━━━━━ Text extract
The Great Southern Continent
By TEIXEIRA, Luis, 1604
Magna Orbis Terrarum Nova universalis et accurata tabula Geographica ac Hydrographica deli nata in hauc ajcrem formam manu celeberrimi regiae Majesatis cosmographi Ludovici Texeirae.
Dedication: Serenissimae Isabellae Clarae Eugeniae Hispan. Infanti. Belg. Principi, Sereniss. Alberti Archid Austriae Ducis Burgindiae Brae. &c. Coniugi Charissime. Joannes Baptista Vrints Antwerpia nus, hanc Ludovici Tesseirae Cosmographi Hispaniarum Regum Longi Peritissimi Mappam Generalem D.D. Anno a Christo Nato 1604.
- Author: TEIXEIRA, Luis
- Publication place: Antwerpiae
- Publisher: apud Joannem Baptistam Vrient
- Publication date: 1604.
- Physical description: Engraved map, printed on twelve sheets, above four sheet letterpress description annotated with several woodcut animals, with fine CONTEMPORARY HAND-COLOUR HEIGHTENED GOLD, trimmed to neat lines, laid on linen, extensive areas of restoration. A full conservation report is available on request.
- Dimensions: 1670 by 2970mm. (65.75 by 117 inches).
- Inventory reference: 11396
The present map draws on the cartography of Luis Teixeira (fl.1564–1613) — whose name appears in the large pasted title — a Portuguese cartographer from a famous mapmaking dynasty. He worked in Lisbon and the Portuguese colonies, but was also a friend of and collaborator with Dutch cartographers, contributing a map of Japan to Abraham Ortelius’ atlas. Ortelius and Cornelis Claesz published five of his maps between them, and all were specifically advertised as based on his work, indicating that he was highly respected in Amsterdam.
━━━━━━━━━━
Set of tasks.
A) In the description of the Teixeira map, which map did Luis Teixeira contribute to Abraham Ortelius' atlas?
B) Carry the description of the 1604 Teixeira map forward from its final sentence, in the same catalog style.
━━━━━ Stored records
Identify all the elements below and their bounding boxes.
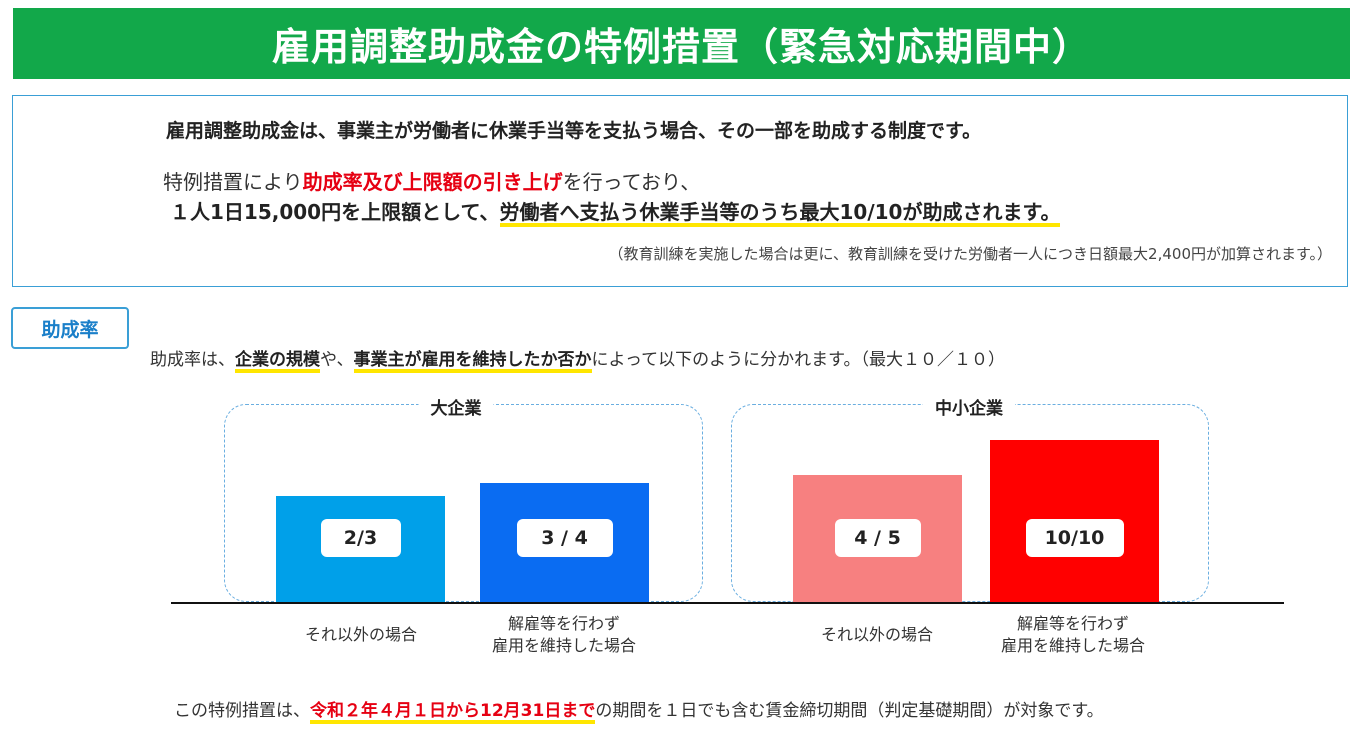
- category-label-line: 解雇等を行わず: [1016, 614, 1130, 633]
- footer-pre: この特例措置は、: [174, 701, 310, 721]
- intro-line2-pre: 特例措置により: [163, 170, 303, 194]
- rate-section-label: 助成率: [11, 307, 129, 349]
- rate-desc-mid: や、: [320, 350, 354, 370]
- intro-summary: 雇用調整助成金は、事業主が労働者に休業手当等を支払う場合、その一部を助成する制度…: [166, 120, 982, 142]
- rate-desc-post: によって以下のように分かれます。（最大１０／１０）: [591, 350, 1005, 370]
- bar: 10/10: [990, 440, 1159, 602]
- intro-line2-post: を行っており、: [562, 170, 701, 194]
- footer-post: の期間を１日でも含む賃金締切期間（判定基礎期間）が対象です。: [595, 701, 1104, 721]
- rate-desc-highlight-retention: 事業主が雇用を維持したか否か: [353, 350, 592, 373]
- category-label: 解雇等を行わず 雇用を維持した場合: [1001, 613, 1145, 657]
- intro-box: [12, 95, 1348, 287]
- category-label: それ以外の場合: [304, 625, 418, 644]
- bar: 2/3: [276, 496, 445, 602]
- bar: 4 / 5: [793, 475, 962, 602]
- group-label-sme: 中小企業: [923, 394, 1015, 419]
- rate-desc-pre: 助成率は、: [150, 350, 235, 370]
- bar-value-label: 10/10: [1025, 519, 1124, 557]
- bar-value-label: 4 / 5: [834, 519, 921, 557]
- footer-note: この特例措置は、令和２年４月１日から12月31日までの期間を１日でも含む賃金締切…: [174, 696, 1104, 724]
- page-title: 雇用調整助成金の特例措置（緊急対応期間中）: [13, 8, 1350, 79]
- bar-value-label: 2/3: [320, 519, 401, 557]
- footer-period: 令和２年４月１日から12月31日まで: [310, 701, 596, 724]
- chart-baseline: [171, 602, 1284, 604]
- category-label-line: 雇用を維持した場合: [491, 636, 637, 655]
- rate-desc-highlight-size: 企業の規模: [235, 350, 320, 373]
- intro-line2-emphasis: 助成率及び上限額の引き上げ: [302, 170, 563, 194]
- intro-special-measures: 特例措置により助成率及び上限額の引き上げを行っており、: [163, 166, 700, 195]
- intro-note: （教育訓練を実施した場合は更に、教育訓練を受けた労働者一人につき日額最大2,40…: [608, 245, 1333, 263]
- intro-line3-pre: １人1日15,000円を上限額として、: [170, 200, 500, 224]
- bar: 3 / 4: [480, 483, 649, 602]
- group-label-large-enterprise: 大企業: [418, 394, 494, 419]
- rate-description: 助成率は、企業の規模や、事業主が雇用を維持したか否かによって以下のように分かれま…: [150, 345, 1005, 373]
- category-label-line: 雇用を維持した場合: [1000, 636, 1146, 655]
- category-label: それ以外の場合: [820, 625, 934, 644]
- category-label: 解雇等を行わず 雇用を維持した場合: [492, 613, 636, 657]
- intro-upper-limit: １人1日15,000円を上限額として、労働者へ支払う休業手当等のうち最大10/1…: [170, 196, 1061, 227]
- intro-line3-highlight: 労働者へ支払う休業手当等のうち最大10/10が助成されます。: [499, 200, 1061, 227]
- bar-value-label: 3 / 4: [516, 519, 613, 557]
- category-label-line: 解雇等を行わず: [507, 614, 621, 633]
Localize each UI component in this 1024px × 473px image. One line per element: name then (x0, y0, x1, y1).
━━━━━━━━━━
Exercise results.
A) A map of Japan.

B)
The map is based upon a simple cylindrical projection and follows very closely the 1592 wall map drawn by Petrus Plancius, “a milestone in the emergence of Dutch cartography [and] the first large wall map of the world to be published in the north” (Schilder). The work was engraved by Baptista and Jan van Doetecum and is known only in a single extant example: that in the Colegio del Corpus Cristi in Valencia, Spain. Plancius drew heavily on Mercator’s 1569 world map, as well as contemporary manuscript maps by the Portuguese cartographers Pedro de Lemos and Bartolomeo de Lasso. The present Teixeira map shows a number of significant improvements over Plancius’ prototype: the redrawing of Guiana following Sir Walter Raleigh’s exploration of 1595; the insertion of the Davis Strait, Novaya Zemblya, and the tributaries of the Congo; and amendments to the southern parts of South America and Africa. This updated geographical information was derived from accounts of voyages collected by Linschoten, De Bry, Hulsius, Claesz and others.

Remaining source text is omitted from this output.